━━━━━ EXTRACTED INFORMATION

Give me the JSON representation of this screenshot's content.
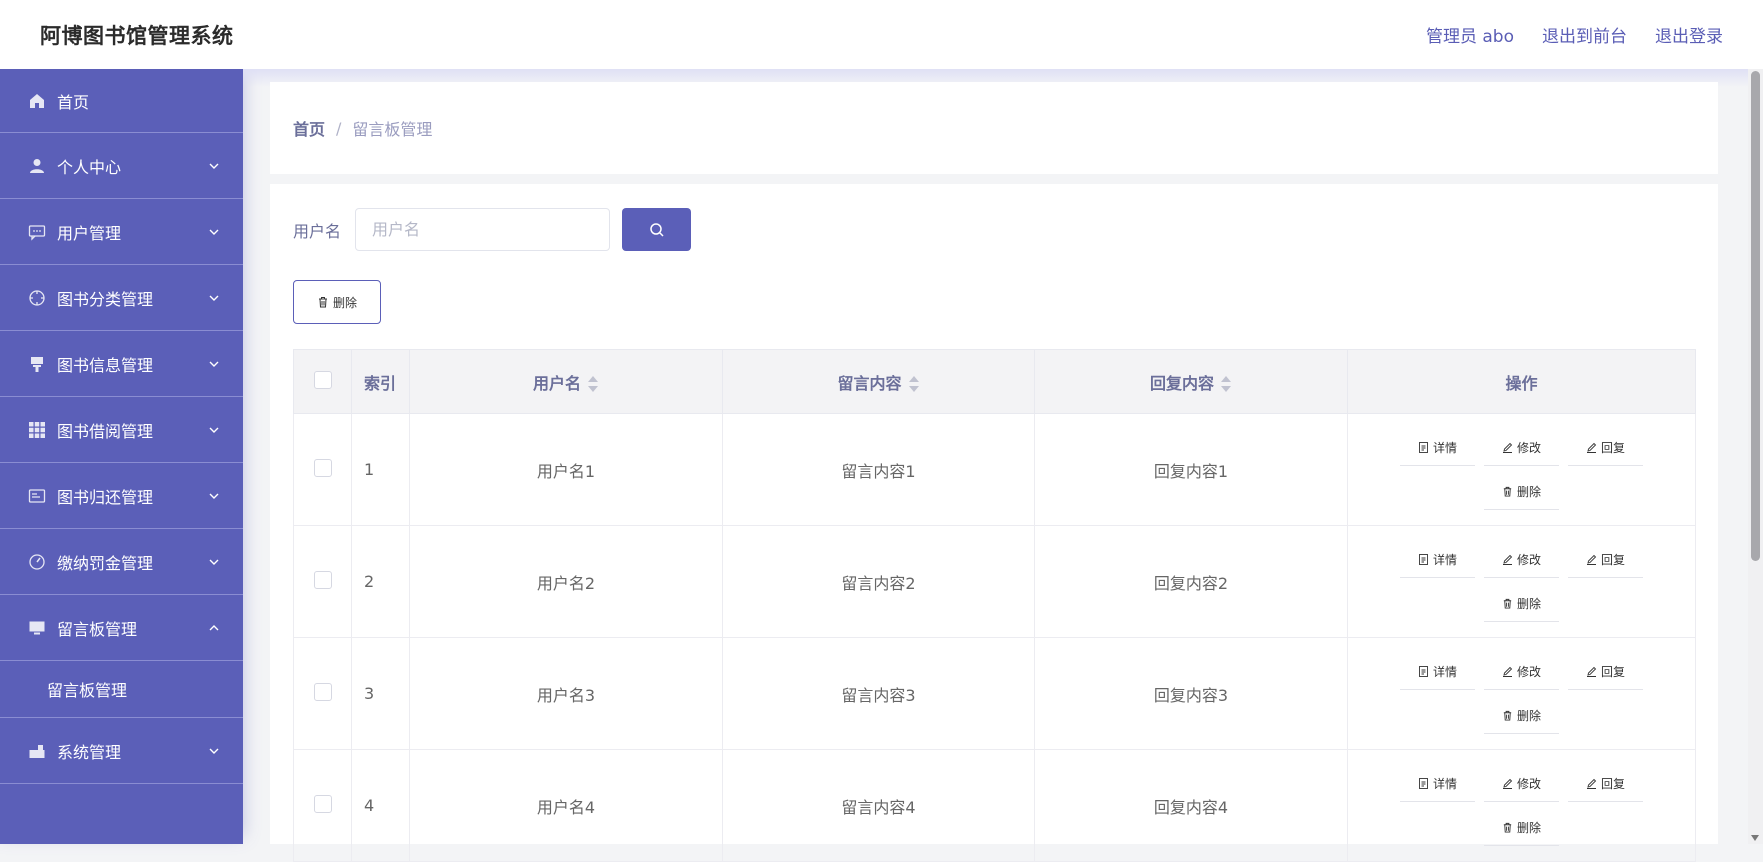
{
  "app": {
    "title": "阿博图书馆管理系统"
  },
  "header": {
    "admin_label": "管理员 abo",
    "front_label": "退出到前台",
    "logout_label": "退出登录"
  },
  "sidebar": {
    "items": [
      {
        "label": "首页",
        "icon": "home-icon"
      },
      {
        "label": "个人中心",
        "icon": "user-icon"
      },
      {
        "label": "用户管理",
        "icon": "message-icon"
      },
      {
        "label": "图书分类管理",
        "icon": "compass-icon"
      },
      {
        "label": "图书信息管理",
        "icon": "stamp-icon"
      },
      {
        "label": "图书借阅管理",
        "icon": "grid-icon"
      },
      {
        "label": "图书归还管理",
        "icon": "card-icon"
      },
      {
        "label": "缴纳罚金管理",
        "icon": "gauge-icon"
      },
      {
        "label": "留言板管理",
        "icon": "monitor-icon"
      },
      {
        "label": "系统管理",
        "icon": "toolbox-icon"
      }
    ],
    "submenu": {
      "label": "留言板管理"
    }
  },
  "breadcrumb": {
    "home": "首页",
    "separator": "/",
    "current": "留言板管理"
  },
  "search": {
    "label": "用户名",
    "placeholder": "用户名"
  },
  "toolbar": {
    "delete_label": "删除"
  },
  "table": {
    "headers": {
      "index": "索引",
      "username": "用户名",
      "content": "留言内容",
      "reply": "回复内容",
      "actions": "操作"
    },
    "actions": {
      "detail": "详情",
      "edit": "修改",
      "reply": "回复",
      "delete": "删除"
    },
    "rows": [
      {
        "index": "1",
        "username": "用户名1",
        "content": "留言内容1",
        "reply": "回复内容1"
      },
      {
        "index": "2",
        "username": "用户名2",
        "content": "留言内容2",
        "reply": "回复内容2"
      },
      {
        "index": "3",
        "username": "用户名3",
        "content": "留言内容3",
        "reply": "回复内容3"
      },
      {
        "index": "4",
        "username": "用户名4",
        "content": "留言内容4",
        "reply": "回复内容4"
      }
    ]
  },
  "colors": {
    "accent": "#5b5fb8",
    "sidebar_border": "#8a8dd2"
  }
}
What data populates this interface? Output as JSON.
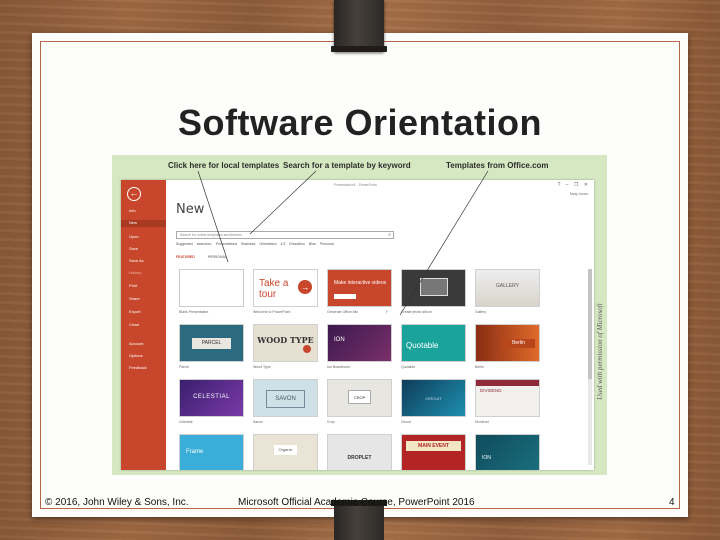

━━━━━━━━━━

Without including any pictures, output all the entries above exactly.

Give me the JSON representation of this screenshot's content.
{
  "app": {
    "title": "阿博图书馆管理系统"
  },
  "header": {
    "admin_label": "管理员 abo",
    "front_label": "退出到前台",
    "logout_label": "退出登录"
  },
  "sidebar": {
    "items": [
      {
        "label": "首页",
        "icon": "home-icon"
      },
      {
        "label": "个人中心",
        "icon": "user-icon"
      },
      {
        "label": "用户管理",
        "icon": "message-icon"
      },
      {
        "label": "图书分类管理",
        "icon": "compass-icon"
      },
      {
        "label": "图书信息管理",
        "icon": "stamp-icon"
      },
      {
        "label": "图书借阅管理",
        "icon": "grid-icon"
      },
      {
        "label": "图书归还管理",
        "icon": "card-icon"
      },
      {
        "label": "缴纳罚金管理",
        "icon": "gauge-icon"
      },
      {
        "label": "留言板管理",
        "icon": "monitor-icon"
      },
      {
        "label": "系统管理",
        "icon": "toolbox-icon"
      }
    ],
    "submenu": {
      "label": "留言板管理"
    }
  },
  "breadcrumb": {
    "home": "首页",
    "separator": "/",
    "current": "留言板管理"
  },
  "search": {
    "label": "用户名",
    "placeholder": "用户名"
  },
  "toolbar": {
    "delete_label": "删除"
  },
  "table": {
    "headers": {
      "index": "索引",
      "username": "用户名",
      "content": "留言内容",
      "reply": "回复内容",
      "actions": "操作"
    },
    "actions": {
      "detail": "详情",
      "edit": "修改",
      "reply": "回复",
      "delete": "删除"
    },
    "rows": [
      {
        "index": "1",
        "username": "用户名1",
        "content": "留言内容1",
        "reply": "回复内容1"
      },
      {
        "index": "2",
        "username": "用户名2",
        "content": "留言内容2",
        "reply": "回复内容2"
      },
      {
        "index": "3",
        "username": "用户名3",
        "content": "留言内容3",
        "reply": "回复内容3"
      },
      {
        "index": "4",
        "username": "用户名4",
        "content": "留言内容4",
        "reply": "回复内容4"
      }
    ]
  },
  "colors": {
    "accent": "#5b5fb8",
    "sidebar_border": "#8a8dd2"
  }
}
What data populates this interface? Output as JSON.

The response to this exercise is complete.